(Entries from a visual dataset)

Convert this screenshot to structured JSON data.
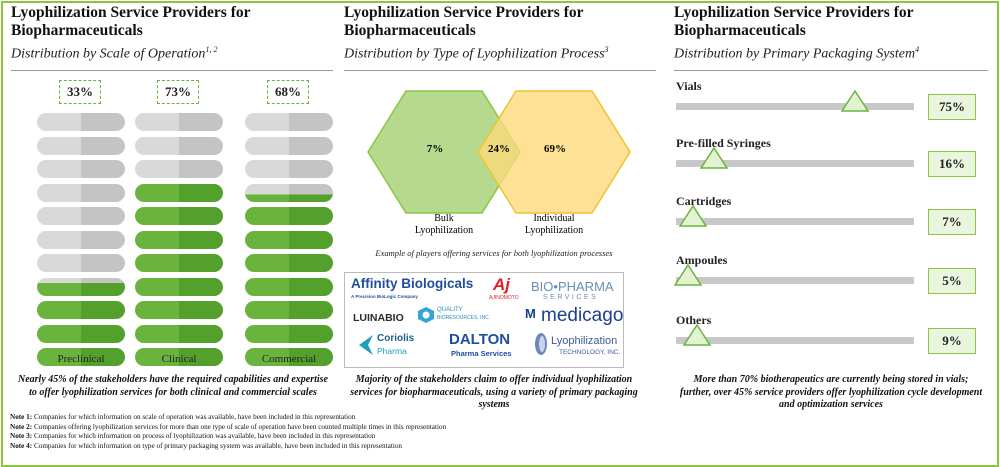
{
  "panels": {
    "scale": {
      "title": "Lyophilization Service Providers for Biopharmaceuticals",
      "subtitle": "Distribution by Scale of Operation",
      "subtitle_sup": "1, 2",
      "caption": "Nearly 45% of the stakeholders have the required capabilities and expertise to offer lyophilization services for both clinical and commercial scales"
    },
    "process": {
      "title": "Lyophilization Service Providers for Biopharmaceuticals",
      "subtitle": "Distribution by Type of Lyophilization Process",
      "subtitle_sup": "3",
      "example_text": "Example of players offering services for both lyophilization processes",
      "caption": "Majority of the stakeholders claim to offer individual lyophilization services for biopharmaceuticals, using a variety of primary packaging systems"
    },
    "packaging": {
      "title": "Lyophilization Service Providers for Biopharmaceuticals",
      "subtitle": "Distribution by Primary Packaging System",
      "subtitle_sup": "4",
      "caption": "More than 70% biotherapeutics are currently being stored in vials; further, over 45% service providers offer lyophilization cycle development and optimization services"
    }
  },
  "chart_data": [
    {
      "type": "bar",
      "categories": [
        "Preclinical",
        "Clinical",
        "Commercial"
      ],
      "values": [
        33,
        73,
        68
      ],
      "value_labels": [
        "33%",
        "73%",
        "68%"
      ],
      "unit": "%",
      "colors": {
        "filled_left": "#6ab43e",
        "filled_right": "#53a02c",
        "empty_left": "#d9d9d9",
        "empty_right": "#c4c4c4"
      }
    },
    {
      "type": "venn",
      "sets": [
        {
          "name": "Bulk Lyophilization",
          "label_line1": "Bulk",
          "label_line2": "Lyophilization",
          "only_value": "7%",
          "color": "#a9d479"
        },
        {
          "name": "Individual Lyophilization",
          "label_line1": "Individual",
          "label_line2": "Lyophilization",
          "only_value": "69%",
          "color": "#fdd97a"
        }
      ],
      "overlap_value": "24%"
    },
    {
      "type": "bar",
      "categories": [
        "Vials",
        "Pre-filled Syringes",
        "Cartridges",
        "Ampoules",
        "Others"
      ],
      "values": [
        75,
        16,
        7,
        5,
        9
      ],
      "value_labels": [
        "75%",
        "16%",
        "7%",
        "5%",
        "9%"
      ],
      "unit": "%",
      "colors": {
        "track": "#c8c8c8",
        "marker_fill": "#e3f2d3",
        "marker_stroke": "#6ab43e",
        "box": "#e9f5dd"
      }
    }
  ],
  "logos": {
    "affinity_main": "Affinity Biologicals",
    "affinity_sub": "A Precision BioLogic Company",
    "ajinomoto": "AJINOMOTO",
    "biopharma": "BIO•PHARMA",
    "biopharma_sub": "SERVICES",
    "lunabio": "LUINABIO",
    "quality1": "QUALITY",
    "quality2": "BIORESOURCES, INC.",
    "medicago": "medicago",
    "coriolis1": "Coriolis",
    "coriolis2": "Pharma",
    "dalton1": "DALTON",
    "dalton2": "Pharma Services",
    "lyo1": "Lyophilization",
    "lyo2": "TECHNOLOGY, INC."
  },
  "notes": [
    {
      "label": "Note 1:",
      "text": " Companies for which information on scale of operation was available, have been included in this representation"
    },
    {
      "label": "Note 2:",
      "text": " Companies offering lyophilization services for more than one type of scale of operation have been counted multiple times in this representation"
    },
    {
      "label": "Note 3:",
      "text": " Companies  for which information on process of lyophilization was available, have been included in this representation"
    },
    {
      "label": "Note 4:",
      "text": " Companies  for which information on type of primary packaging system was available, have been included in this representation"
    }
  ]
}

...

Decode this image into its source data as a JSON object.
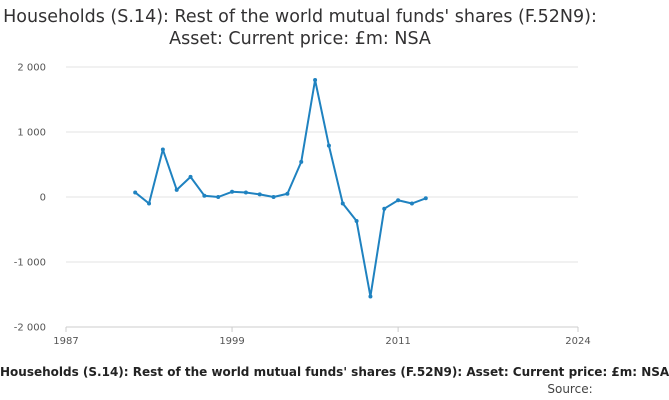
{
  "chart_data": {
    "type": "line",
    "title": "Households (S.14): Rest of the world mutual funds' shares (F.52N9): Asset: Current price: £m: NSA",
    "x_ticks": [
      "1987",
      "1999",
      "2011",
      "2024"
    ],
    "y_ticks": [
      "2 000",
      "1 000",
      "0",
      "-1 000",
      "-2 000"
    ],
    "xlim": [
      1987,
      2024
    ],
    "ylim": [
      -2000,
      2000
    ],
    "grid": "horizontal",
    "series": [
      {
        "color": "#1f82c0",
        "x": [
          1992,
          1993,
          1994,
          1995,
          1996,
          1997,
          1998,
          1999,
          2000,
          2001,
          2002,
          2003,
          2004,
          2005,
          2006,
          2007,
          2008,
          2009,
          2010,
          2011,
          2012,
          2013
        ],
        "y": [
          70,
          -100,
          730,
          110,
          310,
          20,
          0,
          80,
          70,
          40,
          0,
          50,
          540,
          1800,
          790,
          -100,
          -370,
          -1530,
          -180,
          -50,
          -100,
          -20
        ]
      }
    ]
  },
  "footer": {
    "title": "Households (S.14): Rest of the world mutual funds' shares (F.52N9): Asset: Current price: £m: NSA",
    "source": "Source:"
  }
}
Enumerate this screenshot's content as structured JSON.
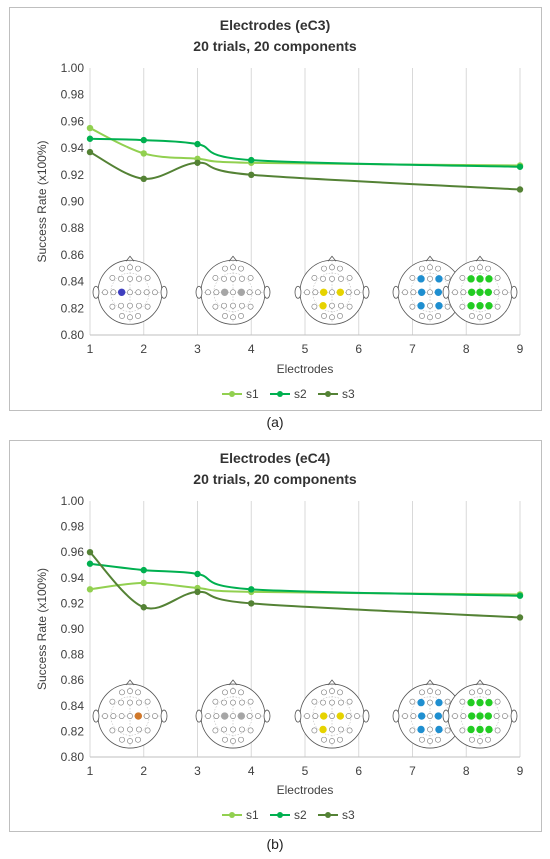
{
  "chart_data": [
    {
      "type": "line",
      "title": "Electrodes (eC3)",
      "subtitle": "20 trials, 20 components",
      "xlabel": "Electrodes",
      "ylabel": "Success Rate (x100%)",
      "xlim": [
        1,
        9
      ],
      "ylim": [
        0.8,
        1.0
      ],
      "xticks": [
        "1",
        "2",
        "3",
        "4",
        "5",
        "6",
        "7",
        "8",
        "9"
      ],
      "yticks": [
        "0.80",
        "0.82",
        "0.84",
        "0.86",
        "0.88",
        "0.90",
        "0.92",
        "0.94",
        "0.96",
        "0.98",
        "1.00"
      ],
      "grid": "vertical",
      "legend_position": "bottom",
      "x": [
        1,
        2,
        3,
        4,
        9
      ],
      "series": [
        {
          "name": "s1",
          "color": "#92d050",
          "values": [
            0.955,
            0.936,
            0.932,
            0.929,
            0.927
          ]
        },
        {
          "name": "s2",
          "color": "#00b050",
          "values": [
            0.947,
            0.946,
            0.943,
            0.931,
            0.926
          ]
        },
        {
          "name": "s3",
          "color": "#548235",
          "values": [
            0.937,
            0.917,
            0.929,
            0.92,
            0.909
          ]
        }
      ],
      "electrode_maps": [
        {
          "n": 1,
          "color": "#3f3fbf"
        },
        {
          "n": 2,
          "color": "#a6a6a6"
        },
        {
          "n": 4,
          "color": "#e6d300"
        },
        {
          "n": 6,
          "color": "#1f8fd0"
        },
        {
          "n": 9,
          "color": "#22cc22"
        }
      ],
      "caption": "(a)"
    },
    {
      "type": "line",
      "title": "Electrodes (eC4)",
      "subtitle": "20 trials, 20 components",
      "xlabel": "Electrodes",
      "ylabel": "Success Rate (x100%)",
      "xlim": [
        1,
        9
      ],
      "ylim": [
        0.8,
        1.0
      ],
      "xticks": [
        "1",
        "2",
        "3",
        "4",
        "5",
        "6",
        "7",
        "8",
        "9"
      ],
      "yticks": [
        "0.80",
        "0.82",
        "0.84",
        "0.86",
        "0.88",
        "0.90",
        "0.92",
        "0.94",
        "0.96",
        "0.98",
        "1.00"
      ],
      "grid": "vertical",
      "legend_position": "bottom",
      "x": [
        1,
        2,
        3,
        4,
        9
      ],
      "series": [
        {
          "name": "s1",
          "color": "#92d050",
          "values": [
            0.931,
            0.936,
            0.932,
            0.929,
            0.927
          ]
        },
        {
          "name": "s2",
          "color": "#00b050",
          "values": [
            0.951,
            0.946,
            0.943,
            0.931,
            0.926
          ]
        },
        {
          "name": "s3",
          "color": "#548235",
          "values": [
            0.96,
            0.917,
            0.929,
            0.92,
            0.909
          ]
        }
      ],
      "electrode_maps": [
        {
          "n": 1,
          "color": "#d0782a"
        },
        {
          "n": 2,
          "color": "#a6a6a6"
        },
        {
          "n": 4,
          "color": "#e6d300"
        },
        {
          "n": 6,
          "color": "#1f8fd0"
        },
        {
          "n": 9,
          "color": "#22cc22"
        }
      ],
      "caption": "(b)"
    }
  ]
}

What you are asked to do
Show every line from the entries above in which "Bulk" appears.

Written answer
          "name": "Bulk Lyophilization",
          "label_line1": "Bulk",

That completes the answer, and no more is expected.